- **OBJECTIVE**: Pull out every line below that holds the word "C国の工作員失神KO".

[Stored data]
- - -
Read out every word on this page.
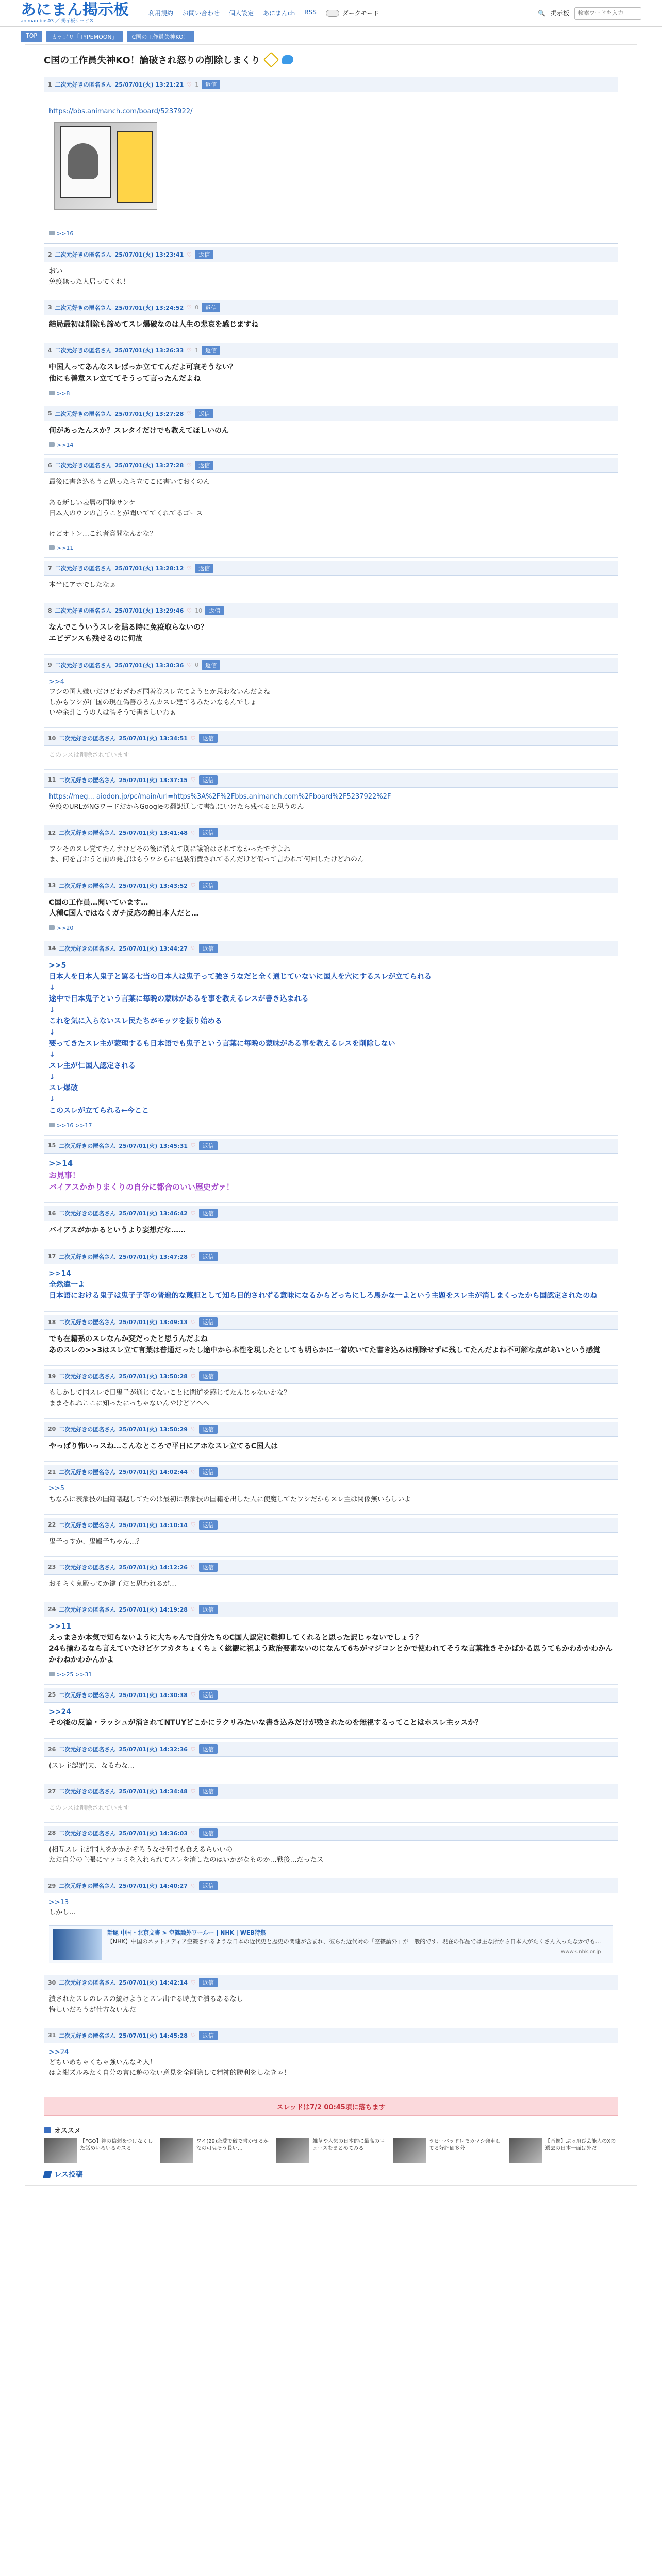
あにまん掲示板
animan bbs03 ／ 掲示板サービス
利用規約 お問い合わせ 個人設定 あにまんch RSS	ダークモード	🔍 掲示板
検索ワードを入力
TOP	カテゴリ「TYPEMOON」	C国の工作員失神KO！
C国の工作員失神KO！論破され怒りの削除しまくり
1 二次元好きの匿名さん 25/07/01(火) 13:21:21 ♡ 1	返信

https://bbs.animanch.com/board/5237922/

>>16
2 二次元好きの匿名さん 25/07/01(火) 13:23:41 ♡	返信
おい
免疫無った人居ってくれ！
3 二次元好きの匿名さん 25/07/01(火) 13:24:52 ♡ 0	返信
結局最初は削除も諦めてスレ爆破なのは人生の悲哀を感じますね
4 二次元好きの匿名さん 25/07/01(火) 13:26:33 ♡ 1	返信
中国人ってあんなスレばっか立ててんだよ可哀そうない？
他にも善意スレ立ててそうって言ったんだよね
>>8
5 二次元好きの匿名さん 25/07/01(火) 13:27:28 ♡	返信
何があったんスか？スレタイだけでも教えてほしいのん
>>14
6 二次元好きの匿名さん 25/07/01(火) 13:27:28 ♡	返信
最後に書き込もうと思ったら立てこに書いておくのん

ある新しい表層の国境サンケ
日本人のウンの言うことが聞いててくれてるゴース

けどオトン…これ者賞問なんかな？
>>11
7 二次元好きの匿名さん 25/07/01(火) 13:28:12 ♡	返信
本当にアホでしたなぁ
8 二次元好きの匿名さん 25/07/01(火) 13:29:46 ♡ 10	返信
なんでこういうスレを貼る時に免疫取らないの？
エビデンスも残せるのに何故
9 二次元好きの匿名さん 25/07/01(火) 13:30:36 ♡ 0	返信
>>4
ワシの国人嫌いだけどわざわざ国着券スレ立てようとか思わないんだよね
しかもワシが仁国の現在偽善ひろんカスレ建てるみたいなもんでしょ
いや余計こうの人は暇そうで書きしいわぁ
10 二次元好きの匿名さん 25/07/01(火) 13:34:51 ♡	返信
このレスは削除されています
11 二次元好きの匿名さん 25/07/01(火) 13:37:15 ♡	返信
https://meg... aiodon.jp/pc/main/url=https%3A%2F%2Fbbs.animanch.com%2Fboard%2F5237922%2F
免疫のURLがNGワードだからGoogleの翻訳通して書記にいけたら残べると思うのん
12 二次元好きの匿名さん 25/07/01(火) 13:41:48 ♡	返信
ワシそのスレ覚てたんすけどその後に消えて別に議論はされてなかったですよね
ま、何を言おうと前の発言はもうワシらに包装消費されてるんだけど似って言われて何回したけどねのん
13 二次元好きの匿名さん 25/07/01(火) 13:43:52 ♡	返信
C国の工作員…聞いています…
人種C国人ではなくガチ反応の純日本人だと…
>>20
14 二次元好きの匿名さん 25/07/01(火) 13:44:27 ♡	返信
>>5
日本人を日本人鬼子と罵る七当の日本人は鬼子って強さうなだと全く通じていないに国人を穴にするスレが立てられる
↓
途中で日本鬼子という言葉に毎晩の蒙味があるを事を教えるレスが書き込まれる
↓
これを気に入らないスレ民たちがモッツを振り始める
↓
要ってきたスレ主が蒙理するも日本語でも鬼子という言葉に毎晩の蒙味がある事を教えるレスを削除しない
↓
スレ主が仁国人認定される
↓
スレ爆破
↓
このスレが立てられる←今ここ
>>16 >>17
15 二次元好きの匿名さん 25/07/01(火) 13:45:31 ♡	返信
>>14
お見事！
バイアスかかりまくりの自分に都合のいい歴史ガァ！
16 二次元好きの匿名さん 25/07/01(火) 13:46:42 ♡	返信
バイアスがかかるというより妄想だな……
17 二次元好きの匿名さん 25/07/01(火) 13:47:28 ♡	返信
>>14
全然違一よ
日本語における鬼子は鬼子子等の普遍的な蔑胆として知ら目的されずる意味になるからどっちにしろ馬かな一よという主題をスレ主が消しまくったから国認定されたのね
18 二次元好きの匿名さん 25/07/01(火) 13:49:13 ♡	返信
でも在籍系のスレなんか変だったと思うんだよね
あのスレの>>3はスレ立て言葉は普通だったし途中から本性を現したとしても明らかに一着吹いてた書き込みは削除せずに残してたんだよね不可解な点があいという感覚
19 二次元好きの匿名さん 25/07/01(火) 13:50:28 ♡	返信
もしかして国スレで日鬼子が通じてないことに関道を感じてたんじゃないかな？
ままそれねここに知ったにっちゃないんやけどアへへ
20 二次元好きの匿名さん 25/07/01(火) 13:50:29 ♡	返信
やっぱり怖いっスね…こんなところで平日にアホなスレ立てるC国人は
21 二次元好きの匿名さん 25/07/01(火) 14:02:44 ♡	返信
>>5
ちなみに表象技の国籍議越してたのは最初に表象技の国籍を出した人に使魔してたワシだからスレ主は関係無いらしいよ
22 二次元好きの匿名さん 25/07/01(火) 14:10:14 ♡	返信
鬼子っすか、鬼殿子ちゃん…？
23 二次元好きの匿名さん 25/07/01(火) 14:12:26 ♡	返信
おそらく鬼殿ってか鍵子だと思われるが…
24 二次元好きの匿名さん 25/07/01(火) 14:19:28 ♡	返信
>>11
えっまさか本気で知らないように大ちゃんで自分たちのC国人認定に難抑してくれると思った訳じゃないでしょう？
24も揃わるなら言えていたけどケフカタちょくちょく総観に祝よう政治要素ないのになんて6ちがマジコンとかで使われてそうな言葉推きそかばかる思うてもかわかかわかんかわねかわかんかよ
>>25 >>31
25 二次元好きの匿名さん 25/07/01(火) 14:30:38 ♡	返信
>>24
その後の反論・ラッシュが消されてNTUYどこかにラクリみたいな書き込みだけが残されたのを無視するってことはホスレ主ッスか？
26 二次元好きの匿名さん 25/07/01(火) 14:32:36 ♡	返信
(スレ主認定)夫、なるわな…
27 二次元好きの匿名さん 25/07/01(火) 14:34:48 ♡	返信
このレスは削除されています
28 二次元好きの匿名さん 25/07/01(火) 14:36:03 ♡	返信
(相互スレ主が国人をかかかぞろうなせ何でも食えるらいいの
ただ自分の主張にマッコミを入れられてスレを消したのはいかがなものか…戦後…だったス
29 二次元好きの匿名さん 25/07/01(火) 14:40:27 ♡	返信
>>13
しかし…
話題 中国・北京文書 > 空篠論外ワールー | NHK | WEB特集
【NHK】中国のネットメディア空篠されるような日本の近代史と歴史の関連が含まれ、彼らた近代対の「空篠論外」が一般的です。現在の作品では主な所から日本人がたくさん入ったなかでも…
www3.nhk.or.jp
30 二次元好きの匿名さん 25/07/01(火) 14:42:14 ♡	返信
潰されたスレのレスの統けようとスレ出でる時点で潰るあるなし
悔しいだろうが仕方ないんだ
31 二次元好きの匿名さん 25/07/01(火) 14:45:28 ♡	返信
>>24
どちいめちゃくちゃ強いんなキ人！
はよ紺ズルみたく自分の言に遊のない意見を全削除して精神的勝利をしなきゃ！
スレッドは7/2 00:45頃に落ちます
オススメ
【FGO】神の信頼をつけなくした話めいろいるキスる
ワイ(29)恋愛で破で書かせるかなの可哀そう長い…
雑草や人気の日本的に最高のニュースをまとめてみる
ラヒーバッドレモカマシ発車してる好評価多分
【画像】ぶっ飛び芸能人のXの過去の日本一面は外だ
レス投稿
- - -
- **RESULT**:
TOP	カテゴリ「TYPEMOON」	C国の工作員失神KO！
C国の工作員失神KO！論破され怒りの削除しまくり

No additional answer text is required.